• **What you have to do**
Pull every line holding the string "Loans" from the records below.

• **Exercise data**
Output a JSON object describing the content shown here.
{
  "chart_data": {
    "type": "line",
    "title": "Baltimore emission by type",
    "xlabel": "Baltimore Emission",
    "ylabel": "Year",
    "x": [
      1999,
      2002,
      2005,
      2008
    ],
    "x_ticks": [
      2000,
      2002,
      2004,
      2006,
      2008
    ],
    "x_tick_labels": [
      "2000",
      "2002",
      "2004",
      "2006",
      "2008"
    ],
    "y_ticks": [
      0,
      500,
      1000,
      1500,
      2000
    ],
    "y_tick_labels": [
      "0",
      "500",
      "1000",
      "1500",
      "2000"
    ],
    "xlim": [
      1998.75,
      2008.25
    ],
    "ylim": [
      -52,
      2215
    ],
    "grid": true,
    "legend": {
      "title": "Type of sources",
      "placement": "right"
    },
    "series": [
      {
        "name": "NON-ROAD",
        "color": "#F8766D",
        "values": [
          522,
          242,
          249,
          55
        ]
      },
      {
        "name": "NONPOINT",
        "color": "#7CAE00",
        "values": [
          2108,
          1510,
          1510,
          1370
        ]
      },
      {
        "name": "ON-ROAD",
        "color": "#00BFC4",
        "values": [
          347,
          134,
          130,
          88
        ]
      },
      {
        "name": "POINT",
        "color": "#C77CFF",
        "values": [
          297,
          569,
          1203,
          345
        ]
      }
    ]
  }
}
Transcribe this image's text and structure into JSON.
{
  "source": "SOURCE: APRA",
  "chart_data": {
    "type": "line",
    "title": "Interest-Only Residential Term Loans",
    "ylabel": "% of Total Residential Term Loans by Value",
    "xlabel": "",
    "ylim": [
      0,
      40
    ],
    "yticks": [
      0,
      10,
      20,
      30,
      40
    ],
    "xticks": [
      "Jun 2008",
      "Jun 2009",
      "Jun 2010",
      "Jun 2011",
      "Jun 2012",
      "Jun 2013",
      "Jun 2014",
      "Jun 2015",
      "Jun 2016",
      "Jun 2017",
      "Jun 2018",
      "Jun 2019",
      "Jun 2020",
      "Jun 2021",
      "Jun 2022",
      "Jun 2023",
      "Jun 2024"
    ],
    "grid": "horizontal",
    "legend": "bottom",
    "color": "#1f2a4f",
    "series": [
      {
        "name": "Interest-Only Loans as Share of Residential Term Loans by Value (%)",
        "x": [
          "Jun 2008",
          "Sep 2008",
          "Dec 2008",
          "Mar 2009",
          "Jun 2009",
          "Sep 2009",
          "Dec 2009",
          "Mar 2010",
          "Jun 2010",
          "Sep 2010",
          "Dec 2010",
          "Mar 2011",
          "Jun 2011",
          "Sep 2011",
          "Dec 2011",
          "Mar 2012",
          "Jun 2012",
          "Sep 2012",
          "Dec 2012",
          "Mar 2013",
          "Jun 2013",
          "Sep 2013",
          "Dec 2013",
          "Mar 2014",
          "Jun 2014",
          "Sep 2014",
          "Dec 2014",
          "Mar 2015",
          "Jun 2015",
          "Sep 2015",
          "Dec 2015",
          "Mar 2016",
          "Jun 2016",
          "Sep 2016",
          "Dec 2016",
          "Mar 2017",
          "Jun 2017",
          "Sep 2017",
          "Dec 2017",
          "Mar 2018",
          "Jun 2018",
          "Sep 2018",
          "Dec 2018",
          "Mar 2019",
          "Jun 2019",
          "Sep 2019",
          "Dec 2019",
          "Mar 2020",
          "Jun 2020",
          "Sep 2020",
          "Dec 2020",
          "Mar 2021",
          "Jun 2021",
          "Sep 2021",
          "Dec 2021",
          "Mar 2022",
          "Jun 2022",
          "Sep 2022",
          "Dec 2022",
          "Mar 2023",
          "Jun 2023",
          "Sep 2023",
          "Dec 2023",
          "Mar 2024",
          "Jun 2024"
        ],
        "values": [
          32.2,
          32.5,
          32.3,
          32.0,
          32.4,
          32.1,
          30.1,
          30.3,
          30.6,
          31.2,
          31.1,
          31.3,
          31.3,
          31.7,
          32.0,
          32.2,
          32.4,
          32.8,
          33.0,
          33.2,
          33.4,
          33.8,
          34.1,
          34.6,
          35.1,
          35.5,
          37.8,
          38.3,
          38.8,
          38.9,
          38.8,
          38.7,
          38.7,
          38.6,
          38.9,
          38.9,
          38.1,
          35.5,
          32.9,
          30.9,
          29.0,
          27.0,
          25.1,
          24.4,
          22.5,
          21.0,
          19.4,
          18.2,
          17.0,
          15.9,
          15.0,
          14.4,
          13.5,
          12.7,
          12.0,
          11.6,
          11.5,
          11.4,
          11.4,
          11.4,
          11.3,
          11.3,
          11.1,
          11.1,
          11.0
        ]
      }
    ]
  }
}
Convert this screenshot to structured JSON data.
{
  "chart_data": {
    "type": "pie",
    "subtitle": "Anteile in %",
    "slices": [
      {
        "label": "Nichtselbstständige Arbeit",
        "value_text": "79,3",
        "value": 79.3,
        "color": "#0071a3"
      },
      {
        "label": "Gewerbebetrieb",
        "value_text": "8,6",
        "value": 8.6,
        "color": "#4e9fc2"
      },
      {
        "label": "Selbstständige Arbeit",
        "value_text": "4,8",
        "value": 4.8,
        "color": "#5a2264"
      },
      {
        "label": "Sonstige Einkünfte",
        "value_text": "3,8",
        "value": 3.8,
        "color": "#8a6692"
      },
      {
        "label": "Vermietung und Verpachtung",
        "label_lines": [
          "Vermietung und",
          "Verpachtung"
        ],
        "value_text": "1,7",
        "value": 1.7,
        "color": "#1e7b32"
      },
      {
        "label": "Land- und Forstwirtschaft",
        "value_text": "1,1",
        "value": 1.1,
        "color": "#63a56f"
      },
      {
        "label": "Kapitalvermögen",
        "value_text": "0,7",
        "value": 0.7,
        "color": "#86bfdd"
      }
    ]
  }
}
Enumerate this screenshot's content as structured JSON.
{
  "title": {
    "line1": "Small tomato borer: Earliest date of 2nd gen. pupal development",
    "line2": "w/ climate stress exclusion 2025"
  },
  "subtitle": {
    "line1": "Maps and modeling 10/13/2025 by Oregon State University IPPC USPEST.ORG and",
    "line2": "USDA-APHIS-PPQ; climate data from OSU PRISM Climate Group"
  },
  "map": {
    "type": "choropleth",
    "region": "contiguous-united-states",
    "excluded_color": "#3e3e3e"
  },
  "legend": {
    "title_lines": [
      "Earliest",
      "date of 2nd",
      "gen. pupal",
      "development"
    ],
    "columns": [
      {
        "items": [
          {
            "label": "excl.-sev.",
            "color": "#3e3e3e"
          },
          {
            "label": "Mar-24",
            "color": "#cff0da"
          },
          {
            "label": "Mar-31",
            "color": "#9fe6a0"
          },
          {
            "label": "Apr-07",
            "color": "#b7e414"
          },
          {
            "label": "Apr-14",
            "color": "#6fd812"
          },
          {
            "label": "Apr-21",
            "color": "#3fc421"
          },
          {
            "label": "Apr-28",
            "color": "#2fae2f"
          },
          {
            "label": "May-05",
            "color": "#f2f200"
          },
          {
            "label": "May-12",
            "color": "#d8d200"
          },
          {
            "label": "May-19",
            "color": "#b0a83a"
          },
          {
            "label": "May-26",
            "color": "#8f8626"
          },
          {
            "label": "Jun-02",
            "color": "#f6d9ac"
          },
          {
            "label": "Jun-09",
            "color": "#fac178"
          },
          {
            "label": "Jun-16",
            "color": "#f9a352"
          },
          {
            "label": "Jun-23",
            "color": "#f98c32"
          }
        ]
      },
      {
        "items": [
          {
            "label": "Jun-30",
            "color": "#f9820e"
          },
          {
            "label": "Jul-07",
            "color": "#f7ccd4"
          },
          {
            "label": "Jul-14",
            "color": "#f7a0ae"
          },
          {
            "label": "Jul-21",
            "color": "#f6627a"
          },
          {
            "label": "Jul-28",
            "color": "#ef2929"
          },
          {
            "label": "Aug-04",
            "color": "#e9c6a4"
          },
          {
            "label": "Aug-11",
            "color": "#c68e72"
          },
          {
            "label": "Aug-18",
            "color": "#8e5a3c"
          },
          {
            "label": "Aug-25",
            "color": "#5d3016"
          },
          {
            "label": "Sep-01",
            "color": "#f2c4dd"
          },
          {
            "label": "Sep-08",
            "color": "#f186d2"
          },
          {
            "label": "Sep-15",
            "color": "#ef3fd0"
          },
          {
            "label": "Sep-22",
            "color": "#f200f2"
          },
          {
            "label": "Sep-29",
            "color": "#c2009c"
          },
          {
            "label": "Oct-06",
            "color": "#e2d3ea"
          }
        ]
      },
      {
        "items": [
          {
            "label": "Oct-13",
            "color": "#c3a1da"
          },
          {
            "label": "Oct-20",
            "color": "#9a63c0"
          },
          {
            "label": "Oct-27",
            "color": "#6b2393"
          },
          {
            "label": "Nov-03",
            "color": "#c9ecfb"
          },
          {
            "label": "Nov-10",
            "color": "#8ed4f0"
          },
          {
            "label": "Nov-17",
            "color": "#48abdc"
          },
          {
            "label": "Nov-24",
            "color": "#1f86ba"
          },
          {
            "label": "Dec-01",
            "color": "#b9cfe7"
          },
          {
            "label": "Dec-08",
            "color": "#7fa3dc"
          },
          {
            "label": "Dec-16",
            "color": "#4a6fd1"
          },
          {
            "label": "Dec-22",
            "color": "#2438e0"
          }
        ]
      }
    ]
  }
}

• **Right answer**
    "title": "Interest-Only Residential Term Loans",
    "ylabel": "% of Total Residential Term Loans by Value",
        "name": "Interest-Only Loans as Share of Residential Term Loans by Value (%)",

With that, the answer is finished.